> SHORT TASK
State how many lines of the entries hold the string "качества", and output nothing but that count.

= = = =

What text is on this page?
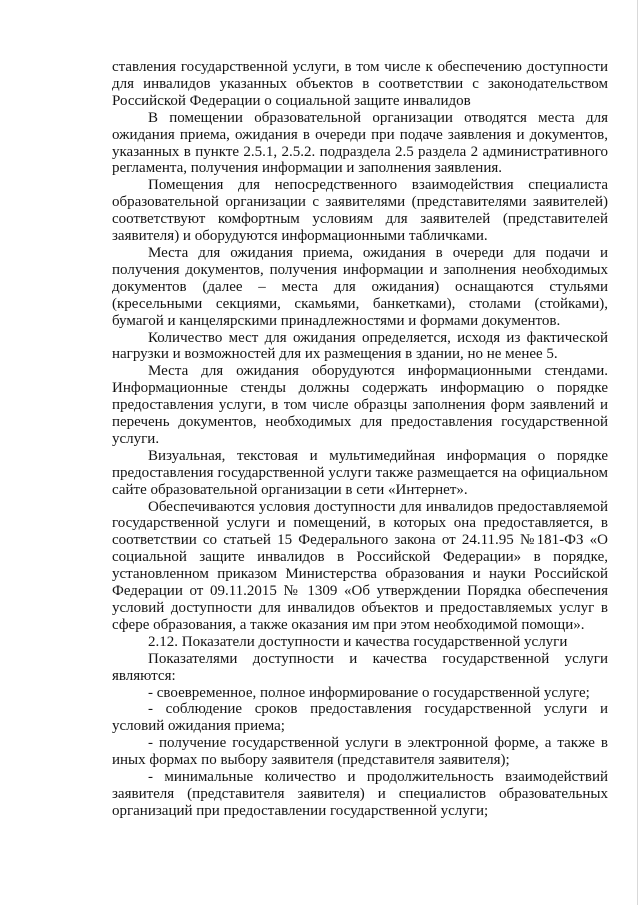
ставления государственной услуги, в том числе к обеспечению доступности для инвалидов указанных объектов в соответствии с законодательством Российской Федерации о социальной защите инвалидов

В помещении образовательной организации отводятся места для ожидания приема, ожидания в очереди при подаче заявления и документов, указанных в пункте 2.5.1, 2.5.2. подраздела 2.5 раздела 2 административного регламента, получения информации и заполнения заявления.

Помещения для непосредственного взаимодействия специалиста образовательной организации с заявителями (представителями заявителей) соответствуют комфортным условиям для заявителей (представителей заявителя) и оборудуются информационными табличками.

Места для ожидания приема, ожидания в очереди для подачи и получения документов, получения информации и заполнения необходимых документов (далее – места для ожидания) оснащаются стульями (кресельными секциями, скамьями, банкетками), столами (стойками), бумагой и канцелярскими принадлежностями и формами документов.

Количество мест для ожидания определяется, исходя из фактической нагрузки и возможностей для их размещения в здании, но не менее 5.

Места для ожидания оборудуются информационными стендами. Информационные стенды должны содержать информацию о порядке предоставления услуги, в том числе образцы заполнения форм заявлений и перечень документов, необходимых для предоставления государственной услуги.

Визуальная, текстовая и мультимедийная информация о порядке предоставления государственной услуги также размещается на официальном сайте образовательной организации в сети «Интернет».

Обеспечиваются условия доступности для инвалидов предоставляемой государственной услуги и помещений, в которых она предоставляется, в соответствии со статьей 15 Федерального закона от 24.11.95 №181-ФЗ «О социальной защите инвалидов в Российской Федерации» в порядке, установленном приказом Министерства образования и науки Российской Федерации от 09.11.2015 № 1309 «Об утверждении Порядка обеспечения условий доступности для инвалидов объектов и предоставляемых услуг в сфере образования, а также оказания им при этом необходимой помощи».

2.12. Показатели доступности и качества государственной услуги

Показателями доступности и качества государственной услуги являются:

- своевременное, полное информирование о государственной услуге;

- соблюдение сроков предоставления государственной услуги и условий ожидания приема;

- получение государственной услуги в электронной форме, а также в иных формах по выбору заявителя (представителя заявителя);

- минимальные количество и продолжительность взаимодействий заявителя (представителя заявителя) и специалистов образовательных организаций при предоставлении государственной услуги;
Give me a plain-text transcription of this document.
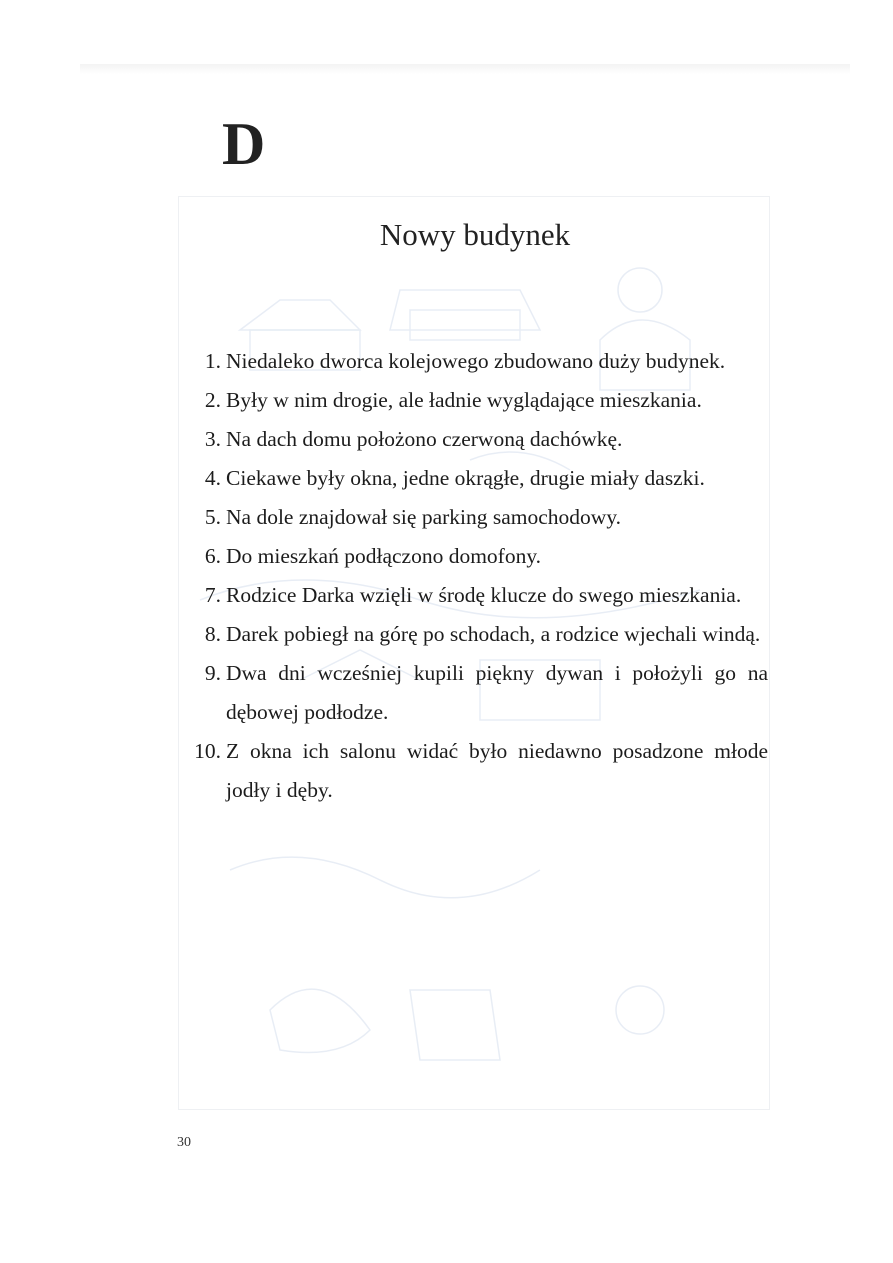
D
Nowy budynek
1. Niedaleko dworca kolejowego zbudowano duży budynek.
2. Były w nim drogie, ale ładnie wyglądające mieszkania.
3. Na dach domu położono czerwoną dachówkę.
4. Ciekawe były okna, jedne okrągłe, drugie miały daszki.
5. Na dole znajdował się parking samochodowy.
6. Do mieszkań podłączono domofony.
7. Rodzice Darka wzięli w środę klucze do swego mieszkania.
8. Darek pobiegł na górę po schodach, a rodzice wjechali windą.
9. Dwa dni wcześniej kupili piękny dywan i położyli go na dębowej podłodze.
10. Z okna ich salonu widać było niedawno posadzone młode jodły i dęby.
30
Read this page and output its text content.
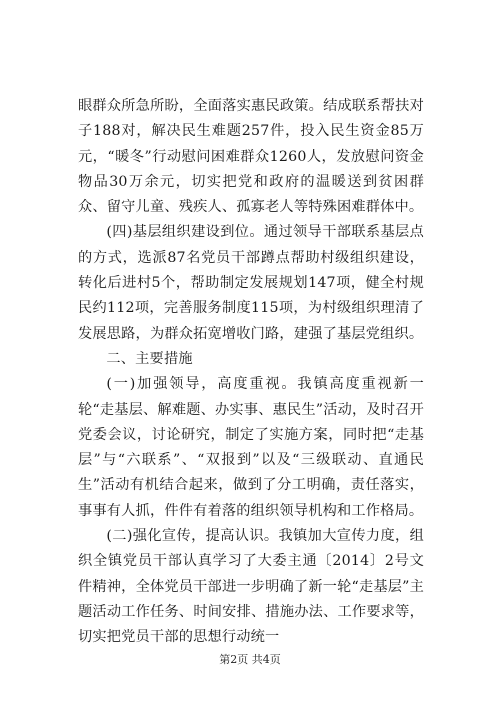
眼群众所急所盼，全面落实惠民政策。结成联系帮扶对子188对，解决民生难题257件，投入民生资金85万元，“暖冬”行动慰问困难群众1260人，发放慰问资金物品30万余元，切实把党和政府的温暖送到贫困群众、留守儿童、残疾人、孤寡老人等特殊困难群体中。

(四)基层组织建设到位。通过领导干部联系基层点的方式，选派87名党员干部蹲点帮助村级组织建设，转化后进村5个，帮助制定发展规划147项，健全村规民约112项，完善服务制度115项，为村级组织理清了发展思路，为群众拓宽增收门路，建强了基层党组织。

二、主要措施

(一)加强领导，高度重视。我镇高度重视新一轮“走基层、解难题、办实事、惠民生”活动，及时召开党委会议，讨论研究，制定了实施方案，同时把“走基层”与“六联系”、“双报到”以及“三级联动、直通民生”活动有机结合起来，做到了分工明确，责任落实，事事有人抓，件件有着落的组织领导机构和工作格局。

(二)强化宣传，提高认识。我镇加大宣传力度，组织全镇党员干部认真学习了大委主通〔2014〕2号文件精神，全体党员干部进一步明确了新一轮“走基层”主题活动工作任务、时间安排、措施办法、工作要求等，切实把党员干部的思想行动统一

第2页 共4页
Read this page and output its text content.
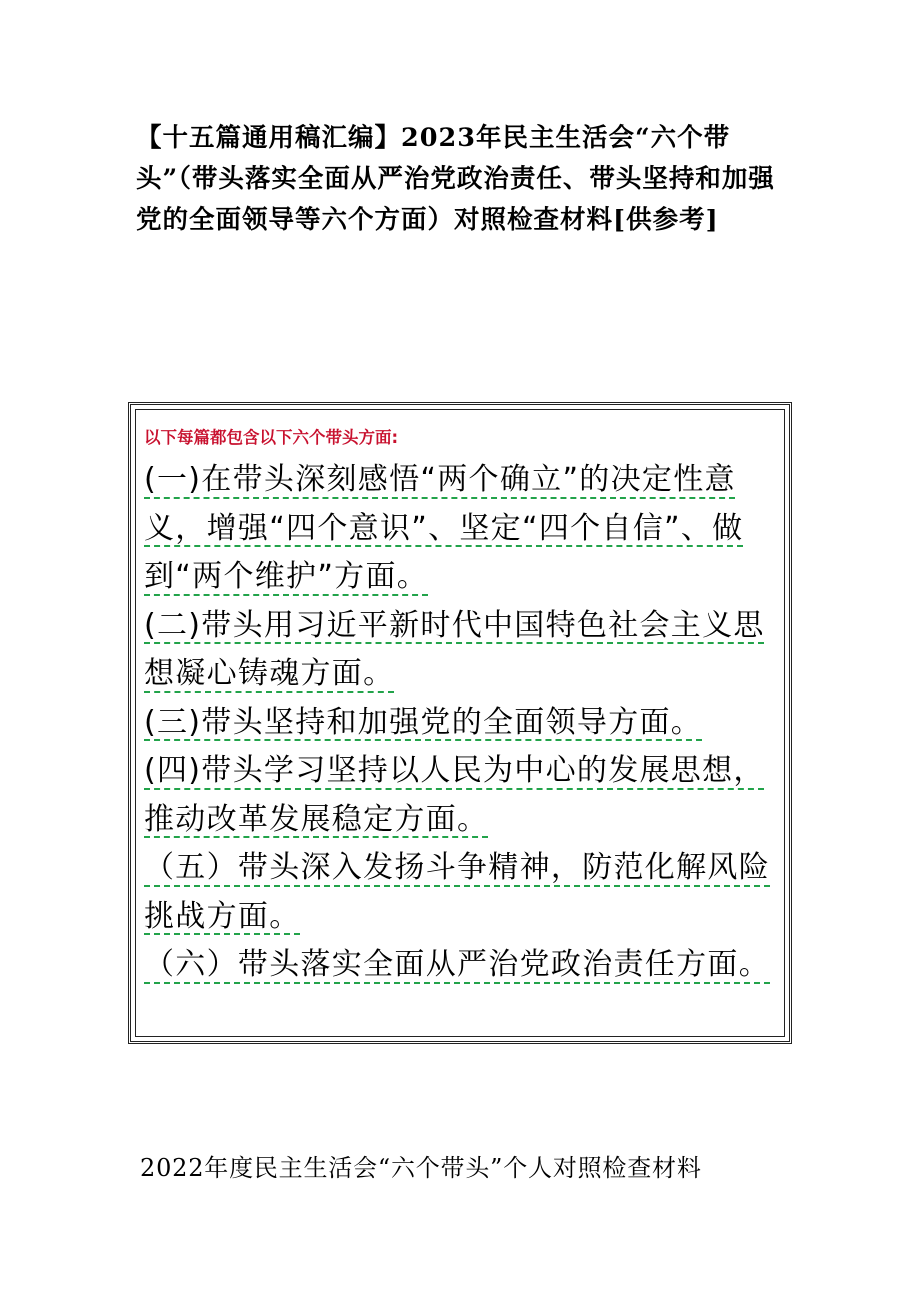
【十五篇通用稿汇编】2023年民主生活会“六个带头”（带头落实全面从严治党政治责任、带头坚持和加强党的全面领导等六个方面）对照检查材料[供参考]

以下每篇都包含以下六个带头方面:

(一)在带头深刻感悟“两个确立”的决定性意义，增强“四个意识”、坚定“四个自信”、做到“两个维护”方面。
(二)带头用习近平新时代中国特色社会主义思想凝心铸魂方面。
(三)带头坚持和加强党的全面领导方面。
(四)带头学习坚持以人民为中心的发展思想，推动改革发展稳定方面。
（五）带头深入发扬斗争精神，防范化解风险挑战方面。
（六）带头落实全面从严治党政治责任方面。

2022年度民主生活会“六个带头”个人对照检查材料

= = = =

> TASK ANSWER
2